Exercise instructions =
Give only the count of lines containing "Nilai".

Working data =
+---+

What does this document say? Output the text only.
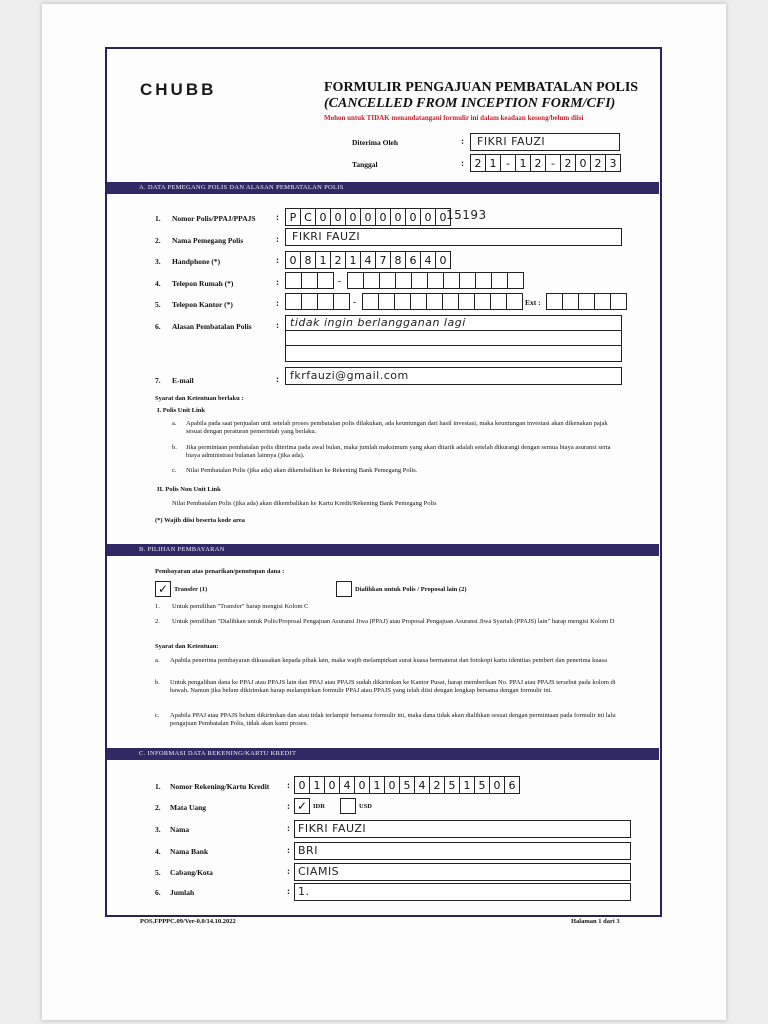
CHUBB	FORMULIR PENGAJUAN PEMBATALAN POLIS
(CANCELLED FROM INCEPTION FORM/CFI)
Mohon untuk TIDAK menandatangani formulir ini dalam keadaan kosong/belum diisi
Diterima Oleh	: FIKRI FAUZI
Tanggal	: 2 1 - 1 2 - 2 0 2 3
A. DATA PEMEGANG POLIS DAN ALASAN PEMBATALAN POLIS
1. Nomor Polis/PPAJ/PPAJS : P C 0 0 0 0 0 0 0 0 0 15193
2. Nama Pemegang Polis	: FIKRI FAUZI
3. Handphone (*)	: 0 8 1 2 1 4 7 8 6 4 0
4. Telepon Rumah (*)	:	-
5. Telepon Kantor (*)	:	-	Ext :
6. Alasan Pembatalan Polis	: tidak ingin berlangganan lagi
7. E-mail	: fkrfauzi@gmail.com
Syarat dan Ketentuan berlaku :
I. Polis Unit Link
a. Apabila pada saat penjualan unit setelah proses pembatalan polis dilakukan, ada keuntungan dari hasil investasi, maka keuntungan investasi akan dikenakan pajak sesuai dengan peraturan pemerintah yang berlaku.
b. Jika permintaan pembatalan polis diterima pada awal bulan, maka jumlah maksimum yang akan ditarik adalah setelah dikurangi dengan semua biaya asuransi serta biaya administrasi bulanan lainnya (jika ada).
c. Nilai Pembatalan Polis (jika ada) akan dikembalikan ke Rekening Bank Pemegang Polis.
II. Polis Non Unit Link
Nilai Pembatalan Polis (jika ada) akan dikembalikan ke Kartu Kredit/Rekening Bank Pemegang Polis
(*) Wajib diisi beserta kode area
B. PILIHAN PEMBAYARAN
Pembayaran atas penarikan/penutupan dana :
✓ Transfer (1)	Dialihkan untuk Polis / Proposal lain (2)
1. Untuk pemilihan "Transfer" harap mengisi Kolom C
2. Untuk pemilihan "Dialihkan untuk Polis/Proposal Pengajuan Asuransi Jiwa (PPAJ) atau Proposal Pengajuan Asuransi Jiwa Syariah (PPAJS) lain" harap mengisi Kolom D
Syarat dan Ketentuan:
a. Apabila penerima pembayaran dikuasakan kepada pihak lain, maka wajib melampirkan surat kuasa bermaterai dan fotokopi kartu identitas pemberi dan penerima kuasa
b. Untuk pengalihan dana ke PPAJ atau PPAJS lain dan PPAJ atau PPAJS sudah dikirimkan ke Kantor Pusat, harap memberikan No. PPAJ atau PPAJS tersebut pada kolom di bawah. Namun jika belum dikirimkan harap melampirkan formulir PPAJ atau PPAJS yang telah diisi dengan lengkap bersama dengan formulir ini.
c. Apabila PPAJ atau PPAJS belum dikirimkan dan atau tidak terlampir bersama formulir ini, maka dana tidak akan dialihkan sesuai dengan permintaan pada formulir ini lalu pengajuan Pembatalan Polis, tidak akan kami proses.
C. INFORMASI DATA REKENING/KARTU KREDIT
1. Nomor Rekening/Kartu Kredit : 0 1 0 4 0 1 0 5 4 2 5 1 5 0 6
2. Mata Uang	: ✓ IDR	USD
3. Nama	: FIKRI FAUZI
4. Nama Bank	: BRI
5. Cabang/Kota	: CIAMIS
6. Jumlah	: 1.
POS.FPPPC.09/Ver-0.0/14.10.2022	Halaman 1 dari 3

+---+

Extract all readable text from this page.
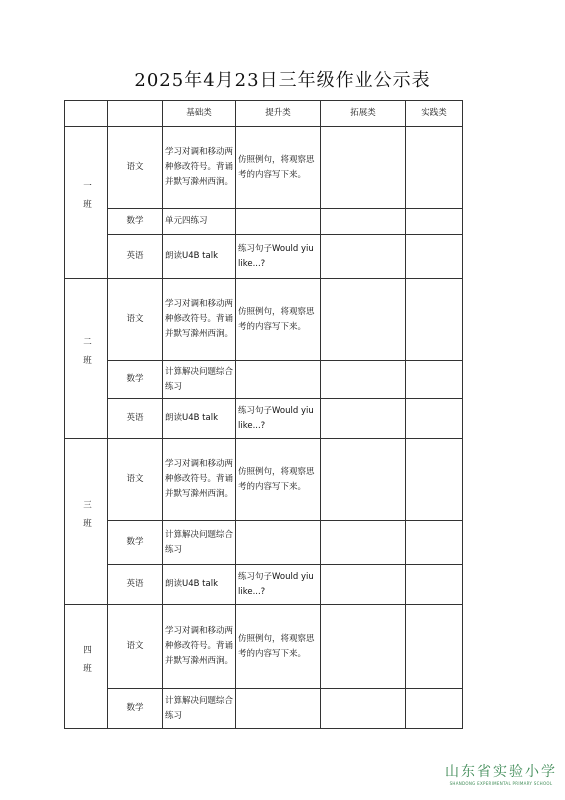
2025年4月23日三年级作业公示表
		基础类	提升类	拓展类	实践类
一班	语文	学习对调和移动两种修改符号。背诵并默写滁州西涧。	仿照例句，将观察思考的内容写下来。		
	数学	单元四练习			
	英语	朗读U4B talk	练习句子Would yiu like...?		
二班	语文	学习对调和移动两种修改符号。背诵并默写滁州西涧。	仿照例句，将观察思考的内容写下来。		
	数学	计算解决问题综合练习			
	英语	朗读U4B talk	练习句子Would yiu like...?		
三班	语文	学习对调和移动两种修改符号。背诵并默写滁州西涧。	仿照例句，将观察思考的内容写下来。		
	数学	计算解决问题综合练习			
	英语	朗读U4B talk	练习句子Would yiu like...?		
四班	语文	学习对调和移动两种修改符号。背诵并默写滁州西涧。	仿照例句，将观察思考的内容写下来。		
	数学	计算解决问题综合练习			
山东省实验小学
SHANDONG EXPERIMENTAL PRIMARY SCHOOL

+---+

Solution for this task =
2